- JOB
In full and without alteration, repeat the material.

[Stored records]
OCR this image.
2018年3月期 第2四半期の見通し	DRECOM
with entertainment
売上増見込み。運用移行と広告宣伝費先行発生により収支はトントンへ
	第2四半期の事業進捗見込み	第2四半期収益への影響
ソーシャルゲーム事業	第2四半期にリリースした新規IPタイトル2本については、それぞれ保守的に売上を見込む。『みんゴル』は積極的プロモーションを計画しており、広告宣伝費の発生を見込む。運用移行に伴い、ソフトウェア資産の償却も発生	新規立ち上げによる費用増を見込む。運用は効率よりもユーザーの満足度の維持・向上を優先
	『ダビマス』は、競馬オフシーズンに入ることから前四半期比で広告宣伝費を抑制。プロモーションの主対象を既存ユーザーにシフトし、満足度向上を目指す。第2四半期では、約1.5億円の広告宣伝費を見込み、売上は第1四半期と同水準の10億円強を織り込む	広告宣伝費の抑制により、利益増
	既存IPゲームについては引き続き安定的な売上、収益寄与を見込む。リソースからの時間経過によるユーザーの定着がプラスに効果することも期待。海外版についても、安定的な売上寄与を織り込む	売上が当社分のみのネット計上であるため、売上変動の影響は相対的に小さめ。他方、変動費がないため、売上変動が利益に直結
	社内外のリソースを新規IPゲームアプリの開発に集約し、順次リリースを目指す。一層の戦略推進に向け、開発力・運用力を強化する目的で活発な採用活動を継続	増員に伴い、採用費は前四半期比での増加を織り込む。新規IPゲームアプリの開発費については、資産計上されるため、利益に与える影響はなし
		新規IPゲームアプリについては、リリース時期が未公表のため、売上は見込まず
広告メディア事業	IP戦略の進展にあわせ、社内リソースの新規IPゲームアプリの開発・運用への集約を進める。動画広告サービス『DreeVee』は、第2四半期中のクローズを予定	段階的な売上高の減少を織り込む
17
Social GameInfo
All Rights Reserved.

- EXPECTED ANSWER
OCR this image.
2018年3月期 第2四半期の見通し	DRECOM
with entertainment
売上増見込み。運用移行と広告宣伝費先行発生により収支はトントンへ
	第2四半期の事業進捗見込み	第2四半期収益への影響
ソーシャルゲーム事業	第2四半期にリリースした新規IPタイトル2本については、それぞれ保守的に売上を見込む。『みんゴル』は積極的プロモーションを計画しており、広告宣伝費の発生を見込む。運用移行に伴い、ソフトウェア資産の償却も発生	新規立ち上げによる費用増を見込む。運用は効率よりもユーザーの満足度の維持・向上を優先
	『ダビマス』は、競馬オフシーズンに入ることから前四半期比で広告宣伝費を抑制。プロモーションの主対象を既存ユーザーにシフトし、満足度向上を目指す。第2四半期では、約1.5億円の広告宣伝費を見込み、売上は第1四半期と同水準の10億円強を織り込む	広告宣伝費の抑制により、利益増
	既存IPゲームについては引き続き安定的な売上、収益寄与を見込む。リソースからの時間経過によるユーザーの定着がプラスに効果することも期待。海外版についても、安定的な売上寄与を織り込む	売上が当社分のみのネット計上であるため、売上変動の影響は相対的に小さめ。他方、変動費がないため、売上変動が利益に直結
	社内外のリソースを新規IPゲームアプリの開発に集約し、順次リリースを目指す。一層の戦略推進に向け、開発力・運用力を強化する目的で活発な採用活動を継続	増員に伴い、採用費は前四半期比での増加を織り込む。新規IPゲームアプリの開発費については、資産計上されるため、利益に与える影響はなし
		新規IPゲームアプリについては、リリース時期が未公表のため、売上は見込まず
広告メディア事業	IP戦略の進展にあわせ、社内リソースの新規IPゲームアプリの開発・運用への集約を進める。動画広告サービス『DreeVee』は、第2四半期中のクローズを予定	段階的な売上高の減少を織り込む
17
Social GameInfo
All Rights Reserved.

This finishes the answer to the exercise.